▶ [EXERCISE TASK]: Narrow the data below down to the lines containing "उपलब".
-- START --
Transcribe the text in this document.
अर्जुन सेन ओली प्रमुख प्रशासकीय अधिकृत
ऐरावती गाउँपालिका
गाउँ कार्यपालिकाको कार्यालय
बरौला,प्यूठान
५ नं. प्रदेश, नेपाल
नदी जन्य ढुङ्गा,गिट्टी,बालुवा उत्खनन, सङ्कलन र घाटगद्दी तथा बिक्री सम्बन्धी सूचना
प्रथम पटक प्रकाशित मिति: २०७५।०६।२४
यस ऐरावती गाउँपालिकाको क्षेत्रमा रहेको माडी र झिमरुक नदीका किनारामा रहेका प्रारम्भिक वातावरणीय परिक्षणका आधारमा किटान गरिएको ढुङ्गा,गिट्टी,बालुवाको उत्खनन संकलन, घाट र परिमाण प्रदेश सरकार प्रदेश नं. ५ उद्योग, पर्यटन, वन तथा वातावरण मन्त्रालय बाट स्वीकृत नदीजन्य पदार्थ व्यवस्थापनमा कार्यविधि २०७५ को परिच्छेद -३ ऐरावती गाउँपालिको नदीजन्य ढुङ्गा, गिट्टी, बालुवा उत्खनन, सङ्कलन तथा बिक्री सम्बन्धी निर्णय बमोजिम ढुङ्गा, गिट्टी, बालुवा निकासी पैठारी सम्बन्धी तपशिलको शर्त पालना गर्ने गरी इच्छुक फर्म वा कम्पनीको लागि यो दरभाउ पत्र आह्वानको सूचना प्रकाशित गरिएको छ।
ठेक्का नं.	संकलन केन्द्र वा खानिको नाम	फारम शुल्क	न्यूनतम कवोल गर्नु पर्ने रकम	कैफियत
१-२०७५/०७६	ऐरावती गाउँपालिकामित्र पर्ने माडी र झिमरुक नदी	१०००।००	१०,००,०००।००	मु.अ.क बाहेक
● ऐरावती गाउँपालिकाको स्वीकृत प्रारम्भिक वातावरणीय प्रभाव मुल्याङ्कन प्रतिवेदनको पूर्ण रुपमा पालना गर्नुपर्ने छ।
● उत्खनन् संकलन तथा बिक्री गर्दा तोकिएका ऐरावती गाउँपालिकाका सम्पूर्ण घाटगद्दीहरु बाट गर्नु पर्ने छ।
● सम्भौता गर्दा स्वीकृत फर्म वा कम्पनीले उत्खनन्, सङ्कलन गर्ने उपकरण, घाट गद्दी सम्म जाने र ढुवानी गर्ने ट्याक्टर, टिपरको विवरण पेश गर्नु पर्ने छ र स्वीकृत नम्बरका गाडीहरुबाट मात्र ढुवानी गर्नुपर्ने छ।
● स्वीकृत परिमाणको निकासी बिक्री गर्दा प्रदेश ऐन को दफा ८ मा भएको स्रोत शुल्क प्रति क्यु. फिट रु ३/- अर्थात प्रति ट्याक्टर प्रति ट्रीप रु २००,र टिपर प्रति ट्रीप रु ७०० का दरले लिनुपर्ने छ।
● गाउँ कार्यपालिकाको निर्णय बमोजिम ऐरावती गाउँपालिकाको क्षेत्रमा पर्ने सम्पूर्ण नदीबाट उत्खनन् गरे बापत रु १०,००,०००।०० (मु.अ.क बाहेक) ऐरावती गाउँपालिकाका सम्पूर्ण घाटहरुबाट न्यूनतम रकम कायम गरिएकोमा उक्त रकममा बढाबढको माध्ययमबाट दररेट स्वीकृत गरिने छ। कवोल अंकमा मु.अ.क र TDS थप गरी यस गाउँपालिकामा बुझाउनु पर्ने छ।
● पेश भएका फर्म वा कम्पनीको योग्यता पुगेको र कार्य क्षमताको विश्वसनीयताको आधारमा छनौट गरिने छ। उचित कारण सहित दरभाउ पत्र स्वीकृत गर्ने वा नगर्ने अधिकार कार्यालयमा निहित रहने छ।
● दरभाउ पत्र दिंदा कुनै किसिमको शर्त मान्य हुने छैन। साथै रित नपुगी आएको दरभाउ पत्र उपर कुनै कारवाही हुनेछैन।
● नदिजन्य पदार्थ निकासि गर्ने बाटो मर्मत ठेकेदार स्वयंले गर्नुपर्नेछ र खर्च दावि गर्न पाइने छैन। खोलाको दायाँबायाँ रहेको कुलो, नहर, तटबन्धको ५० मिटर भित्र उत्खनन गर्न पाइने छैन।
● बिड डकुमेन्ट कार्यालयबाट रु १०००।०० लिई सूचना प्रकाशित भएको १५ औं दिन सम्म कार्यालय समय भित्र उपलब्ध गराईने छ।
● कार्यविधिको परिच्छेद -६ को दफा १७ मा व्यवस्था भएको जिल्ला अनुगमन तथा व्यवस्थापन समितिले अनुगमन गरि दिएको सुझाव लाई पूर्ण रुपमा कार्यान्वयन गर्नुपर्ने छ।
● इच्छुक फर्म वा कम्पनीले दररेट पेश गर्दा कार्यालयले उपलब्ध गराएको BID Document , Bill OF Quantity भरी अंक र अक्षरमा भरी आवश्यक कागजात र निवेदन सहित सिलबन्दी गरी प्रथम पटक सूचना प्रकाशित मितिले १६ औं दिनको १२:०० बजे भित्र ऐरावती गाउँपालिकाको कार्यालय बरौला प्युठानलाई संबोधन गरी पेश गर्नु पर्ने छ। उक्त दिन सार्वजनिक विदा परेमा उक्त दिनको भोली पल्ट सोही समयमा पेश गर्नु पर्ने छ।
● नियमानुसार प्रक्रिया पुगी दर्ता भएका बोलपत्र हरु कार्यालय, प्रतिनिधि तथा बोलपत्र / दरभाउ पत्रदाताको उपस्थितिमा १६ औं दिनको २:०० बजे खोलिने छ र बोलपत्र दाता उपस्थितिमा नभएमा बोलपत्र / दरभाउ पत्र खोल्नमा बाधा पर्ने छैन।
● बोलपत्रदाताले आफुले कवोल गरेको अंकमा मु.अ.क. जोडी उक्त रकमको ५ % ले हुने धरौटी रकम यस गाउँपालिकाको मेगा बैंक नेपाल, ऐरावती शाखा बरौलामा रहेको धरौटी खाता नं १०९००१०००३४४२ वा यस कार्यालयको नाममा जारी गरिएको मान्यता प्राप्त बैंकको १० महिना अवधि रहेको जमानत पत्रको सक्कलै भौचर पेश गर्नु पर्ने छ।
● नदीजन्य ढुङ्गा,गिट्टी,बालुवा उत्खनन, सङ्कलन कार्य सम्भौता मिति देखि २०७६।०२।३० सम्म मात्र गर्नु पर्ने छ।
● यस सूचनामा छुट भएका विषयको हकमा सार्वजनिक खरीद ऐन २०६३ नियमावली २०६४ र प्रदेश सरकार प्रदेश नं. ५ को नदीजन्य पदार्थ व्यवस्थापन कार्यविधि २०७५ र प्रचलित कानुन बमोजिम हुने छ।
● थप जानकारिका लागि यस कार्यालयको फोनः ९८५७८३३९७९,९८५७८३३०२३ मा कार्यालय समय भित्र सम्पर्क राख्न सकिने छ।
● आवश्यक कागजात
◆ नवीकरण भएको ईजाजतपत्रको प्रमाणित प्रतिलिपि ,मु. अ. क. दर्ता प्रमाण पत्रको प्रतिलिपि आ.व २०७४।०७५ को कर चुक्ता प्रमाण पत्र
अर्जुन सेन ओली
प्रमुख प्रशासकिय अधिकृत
-- END --
▶ [EXERCISE ANSWER]:
● बिड डकुमेन्ट कार्यालयबाट रु १०००।०० लिई सूचना प्रकाशित भएको १५ औं दिन सम्म कार्यालय समय भित्र उपलब्ध गराईने छ।
● इच्छुक फर्म वा कम्पनीले दररेट पेश गर्दा कार्यालयले उपलब्ध गराएको BID Document , Bill OF Quantity भरी अंक र अक्षरमा भरी आवश्यक कागजात र निवेदन सहित सिलबन्दी गरी प्रथम पटक सूचना प्रकाशित मितिले १६ औं दिनको १२:०० बजे भित्र ऐरावती गाउँपालिकाको कार्यालय बरौला प्युठानलाई संबोधन गरी पेश गर्नु पर्ने छ। उक्त दिन सार्वजनिक विदा परेमा उक्त दिनको भोली पल्ट सोही समयमा पेश गर्नु पर्ने छ।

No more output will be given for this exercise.